Written request —
Locate the string "xlabel" in the listing below. Copy every line where it is found.
--- start Recorded information ---
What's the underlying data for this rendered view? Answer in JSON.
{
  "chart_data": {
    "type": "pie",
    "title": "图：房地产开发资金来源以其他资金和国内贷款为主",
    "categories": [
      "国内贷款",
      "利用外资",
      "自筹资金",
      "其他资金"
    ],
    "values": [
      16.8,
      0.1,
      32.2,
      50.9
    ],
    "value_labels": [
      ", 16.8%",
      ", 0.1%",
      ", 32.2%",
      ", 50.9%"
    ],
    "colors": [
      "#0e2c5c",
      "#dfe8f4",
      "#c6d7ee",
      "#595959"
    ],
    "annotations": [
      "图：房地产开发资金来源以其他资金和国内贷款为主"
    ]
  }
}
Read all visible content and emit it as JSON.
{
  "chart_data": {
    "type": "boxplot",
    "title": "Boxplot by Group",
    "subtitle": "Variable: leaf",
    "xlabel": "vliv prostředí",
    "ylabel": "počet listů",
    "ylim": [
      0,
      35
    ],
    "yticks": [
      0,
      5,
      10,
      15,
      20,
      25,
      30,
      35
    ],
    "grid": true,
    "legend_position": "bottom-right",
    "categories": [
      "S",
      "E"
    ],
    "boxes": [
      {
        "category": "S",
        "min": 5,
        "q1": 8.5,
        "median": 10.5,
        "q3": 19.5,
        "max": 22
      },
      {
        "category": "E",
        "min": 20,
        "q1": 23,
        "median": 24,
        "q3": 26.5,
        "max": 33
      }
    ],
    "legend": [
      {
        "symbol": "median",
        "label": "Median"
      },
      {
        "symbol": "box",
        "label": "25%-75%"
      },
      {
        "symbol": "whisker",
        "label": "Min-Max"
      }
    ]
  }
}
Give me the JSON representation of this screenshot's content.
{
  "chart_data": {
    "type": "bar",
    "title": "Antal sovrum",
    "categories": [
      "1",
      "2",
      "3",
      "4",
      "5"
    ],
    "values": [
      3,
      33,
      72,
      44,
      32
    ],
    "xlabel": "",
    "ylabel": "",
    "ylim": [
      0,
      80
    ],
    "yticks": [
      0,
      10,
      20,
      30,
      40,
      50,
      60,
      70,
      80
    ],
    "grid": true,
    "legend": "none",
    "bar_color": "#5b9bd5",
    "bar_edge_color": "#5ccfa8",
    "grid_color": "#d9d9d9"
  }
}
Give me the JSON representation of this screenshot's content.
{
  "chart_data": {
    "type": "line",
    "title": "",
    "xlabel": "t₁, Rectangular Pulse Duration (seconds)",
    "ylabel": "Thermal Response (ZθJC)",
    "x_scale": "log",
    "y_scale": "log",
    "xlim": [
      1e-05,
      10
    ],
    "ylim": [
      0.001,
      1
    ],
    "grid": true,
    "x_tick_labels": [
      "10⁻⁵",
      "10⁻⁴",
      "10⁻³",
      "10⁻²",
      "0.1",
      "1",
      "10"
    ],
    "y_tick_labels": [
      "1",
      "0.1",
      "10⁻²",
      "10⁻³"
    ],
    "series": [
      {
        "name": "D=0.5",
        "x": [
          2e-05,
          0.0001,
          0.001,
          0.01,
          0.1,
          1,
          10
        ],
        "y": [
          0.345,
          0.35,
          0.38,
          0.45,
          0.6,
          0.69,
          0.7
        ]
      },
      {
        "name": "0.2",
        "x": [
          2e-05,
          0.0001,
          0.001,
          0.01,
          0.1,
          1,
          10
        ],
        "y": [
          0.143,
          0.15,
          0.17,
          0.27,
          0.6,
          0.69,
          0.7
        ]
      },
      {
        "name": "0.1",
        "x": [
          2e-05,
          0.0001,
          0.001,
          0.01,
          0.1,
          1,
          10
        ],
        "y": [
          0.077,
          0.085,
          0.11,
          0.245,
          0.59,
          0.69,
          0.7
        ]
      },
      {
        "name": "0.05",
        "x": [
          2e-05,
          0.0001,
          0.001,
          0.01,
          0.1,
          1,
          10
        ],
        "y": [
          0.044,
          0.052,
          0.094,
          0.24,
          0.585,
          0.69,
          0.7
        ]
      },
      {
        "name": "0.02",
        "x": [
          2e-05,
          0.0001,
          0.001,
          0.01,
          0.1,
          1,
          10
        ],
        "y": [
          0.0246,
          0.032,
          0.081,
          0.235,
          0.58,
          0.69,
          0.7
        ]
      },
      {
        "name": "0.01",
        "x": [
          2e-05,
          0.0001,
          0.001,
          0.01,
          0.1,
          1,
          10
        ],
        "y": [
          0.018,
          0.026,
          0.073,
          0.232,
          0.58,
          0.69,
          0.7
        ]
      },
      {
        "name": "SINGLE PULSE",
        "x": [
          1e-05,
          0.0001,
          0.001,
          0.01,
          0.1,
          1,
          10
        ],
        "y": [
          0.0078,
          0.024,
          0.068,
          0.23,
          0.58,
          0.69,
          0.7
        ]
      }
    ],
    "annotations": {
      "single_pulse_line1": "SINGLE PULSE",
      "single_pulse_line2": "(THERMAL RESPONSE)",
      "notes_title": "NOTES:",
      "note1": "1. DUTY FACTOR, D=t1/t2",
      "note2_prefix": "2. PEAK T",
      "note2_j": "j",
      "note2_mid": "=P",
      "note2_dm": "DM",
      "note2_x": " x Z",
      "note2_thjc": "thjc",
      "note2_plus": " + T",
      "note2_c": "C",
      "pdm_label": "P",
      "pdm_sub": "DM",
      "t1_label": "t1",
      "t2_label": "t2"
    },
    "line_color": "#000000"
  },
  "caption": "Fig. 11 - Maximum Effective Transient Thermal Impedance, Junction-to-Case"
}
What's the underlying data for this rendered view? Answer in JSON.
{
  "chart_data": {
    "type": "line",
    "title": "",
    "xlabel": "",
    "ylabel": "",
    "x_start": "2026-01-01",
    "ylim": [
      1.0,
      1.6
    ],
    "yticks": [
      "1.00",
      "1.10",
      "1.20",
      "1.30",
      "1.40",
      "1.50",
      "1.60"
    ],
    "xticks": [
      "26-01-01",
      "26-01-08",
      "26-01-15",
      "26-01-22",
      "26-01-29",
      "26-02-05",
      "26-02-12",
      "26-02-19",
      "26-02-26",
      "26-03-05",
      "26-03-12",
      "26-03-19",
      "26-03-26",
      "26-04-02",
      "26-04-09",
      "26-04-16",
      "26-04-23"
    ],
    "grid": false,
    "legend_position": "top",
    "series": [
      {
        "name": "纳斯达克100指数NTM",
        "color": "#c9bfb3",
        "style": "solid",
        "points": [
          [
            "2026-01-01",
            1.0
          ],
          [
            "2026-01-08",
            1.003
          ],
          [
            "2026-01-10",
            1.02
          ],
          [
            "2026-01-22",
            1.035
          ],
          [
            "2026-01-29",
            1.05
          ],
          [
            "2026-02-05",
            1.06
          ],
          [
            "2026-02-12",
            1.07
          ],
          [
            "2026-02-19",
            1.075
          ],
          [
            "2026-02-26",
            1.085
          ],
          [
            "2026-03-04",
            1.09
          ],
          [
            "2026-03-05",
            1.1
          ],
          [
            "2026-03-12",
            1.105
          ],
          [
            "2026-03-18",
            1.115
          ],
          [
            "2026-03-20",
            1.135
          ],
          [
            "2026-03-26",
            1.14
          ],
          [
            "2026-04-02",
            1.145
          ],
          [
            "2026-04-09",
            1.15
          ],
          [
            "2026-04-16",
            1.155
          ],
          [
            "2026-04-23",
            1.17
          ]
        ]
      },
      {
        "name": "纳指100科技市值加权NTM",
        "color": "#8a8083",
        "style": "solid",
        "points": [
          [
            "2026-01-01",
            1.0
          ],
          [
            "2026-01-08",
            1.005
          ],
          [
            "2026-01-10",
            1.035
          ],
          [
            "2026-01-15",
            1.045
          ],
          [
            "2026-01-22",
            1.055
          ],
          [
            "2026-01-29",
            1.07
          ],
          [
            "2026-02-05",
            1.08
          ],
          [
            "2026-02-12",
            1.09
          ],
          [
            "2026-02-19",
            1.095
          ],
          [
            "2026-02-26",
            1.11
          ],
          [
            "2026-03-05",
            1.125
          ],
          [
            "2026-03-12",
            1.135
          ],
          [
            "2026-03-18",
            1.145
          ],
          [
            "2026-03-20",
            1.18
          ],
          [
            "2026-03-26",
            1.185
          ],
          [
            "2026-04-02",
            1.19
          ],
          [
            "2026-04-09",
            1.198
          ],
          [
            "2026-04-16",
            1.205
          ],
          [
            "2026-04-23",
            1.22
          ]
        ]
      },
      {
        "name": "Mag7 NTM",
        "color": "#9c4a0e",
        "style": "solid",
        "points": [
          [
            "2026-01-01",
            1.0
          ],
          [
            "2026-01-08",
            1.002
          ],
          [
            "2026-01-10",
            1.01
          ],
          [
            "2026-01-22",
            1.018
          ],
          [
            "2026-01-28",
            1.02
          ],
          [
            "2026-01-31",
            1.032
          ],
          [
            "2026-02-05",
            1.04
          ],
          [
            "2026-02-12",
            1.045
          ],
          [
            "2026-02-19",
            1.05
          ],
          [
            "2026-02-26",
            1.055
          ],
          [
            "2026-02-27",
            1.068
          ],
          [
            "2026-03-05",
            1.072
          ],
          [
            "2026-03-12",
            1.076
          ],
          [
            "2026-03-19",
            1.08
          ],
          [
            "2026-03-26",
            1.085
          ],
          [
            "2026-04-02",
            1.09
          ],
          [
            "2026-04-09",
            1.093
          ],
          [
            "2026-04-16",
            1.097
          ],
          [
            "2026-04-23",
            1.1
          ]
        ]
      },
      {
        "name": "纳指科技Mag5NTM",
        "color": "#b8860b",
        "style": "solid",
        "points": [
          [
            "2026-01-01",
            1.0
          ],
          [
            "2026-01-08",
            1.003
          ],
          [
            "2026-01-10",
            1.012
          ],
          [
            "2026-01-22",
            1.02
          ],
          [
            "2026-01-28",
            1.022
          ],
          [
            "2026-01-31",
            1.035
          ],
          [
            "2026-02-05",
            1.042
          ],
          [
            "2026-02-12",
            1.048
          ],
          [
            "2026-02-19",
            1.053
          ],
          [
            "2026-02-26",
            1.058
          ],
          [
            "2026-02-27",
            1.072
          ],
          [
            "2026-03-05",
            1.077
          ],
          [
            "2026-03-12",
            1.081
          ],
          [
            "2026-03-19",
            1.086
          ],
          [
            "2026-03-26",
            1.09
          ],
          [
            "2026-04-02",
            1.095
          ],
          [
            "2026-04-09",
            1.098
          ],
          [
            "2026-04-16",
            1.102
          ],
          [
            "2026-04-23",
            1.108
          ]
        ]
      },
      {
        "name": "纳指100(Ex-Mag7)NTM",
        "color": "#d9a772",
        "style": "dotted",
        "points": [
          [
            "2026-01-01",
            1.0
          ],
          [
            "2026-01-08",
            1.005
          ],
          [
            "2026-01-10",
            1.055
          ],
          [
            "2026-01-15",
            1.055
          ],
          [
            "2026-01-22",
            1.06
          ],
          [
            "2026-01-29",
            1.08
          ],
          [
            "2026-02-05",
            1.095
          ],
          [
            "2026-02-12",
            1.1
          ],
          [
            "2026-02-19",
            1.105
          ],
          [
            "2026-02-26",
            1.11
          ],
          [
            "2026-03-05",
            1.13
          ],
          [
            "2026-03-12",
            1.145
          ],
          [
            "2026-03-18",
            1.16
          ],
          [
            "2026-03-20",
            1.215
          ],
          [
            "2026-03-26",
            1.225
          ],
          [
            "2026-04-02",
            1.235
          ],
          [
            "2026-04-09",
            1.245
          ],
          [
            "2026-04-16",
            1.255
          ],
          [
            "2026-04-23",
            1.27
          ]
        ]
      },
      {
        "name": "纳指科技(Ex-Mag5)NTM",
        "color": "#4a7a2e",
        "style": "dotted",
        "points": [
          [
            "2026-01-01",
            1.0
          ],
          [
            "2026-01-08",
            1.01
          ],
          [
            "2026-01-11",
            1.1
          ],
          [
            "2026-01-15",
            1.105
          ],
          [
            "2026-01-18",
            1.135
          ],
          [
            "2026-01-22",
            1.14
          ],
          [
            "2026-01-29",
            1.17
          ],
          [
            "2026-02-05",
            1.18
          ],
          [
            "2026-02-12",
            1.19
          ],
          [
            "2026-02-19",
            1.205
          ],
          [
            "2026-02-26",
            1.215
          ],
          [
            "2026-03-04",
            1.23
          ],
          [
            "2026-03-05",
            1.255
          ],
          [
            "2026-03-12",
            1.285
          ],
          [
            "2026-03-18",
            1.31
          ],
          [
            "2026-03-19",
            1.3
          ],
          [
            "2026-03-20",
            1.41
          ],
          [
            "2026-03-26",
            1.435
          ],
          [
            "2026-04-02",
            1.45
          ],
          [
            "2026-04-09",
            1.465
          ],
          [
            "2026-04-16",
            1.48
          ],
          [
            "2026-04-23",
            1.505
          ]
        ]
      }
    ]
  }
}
--- end Recorded information ---
The solution —
    "xlabel": "vliv prostředí",
    "xlabel": "",
    "xlabel": "t₁, Rectangular Pulse Duration (seconds)",
    "xlabel": "",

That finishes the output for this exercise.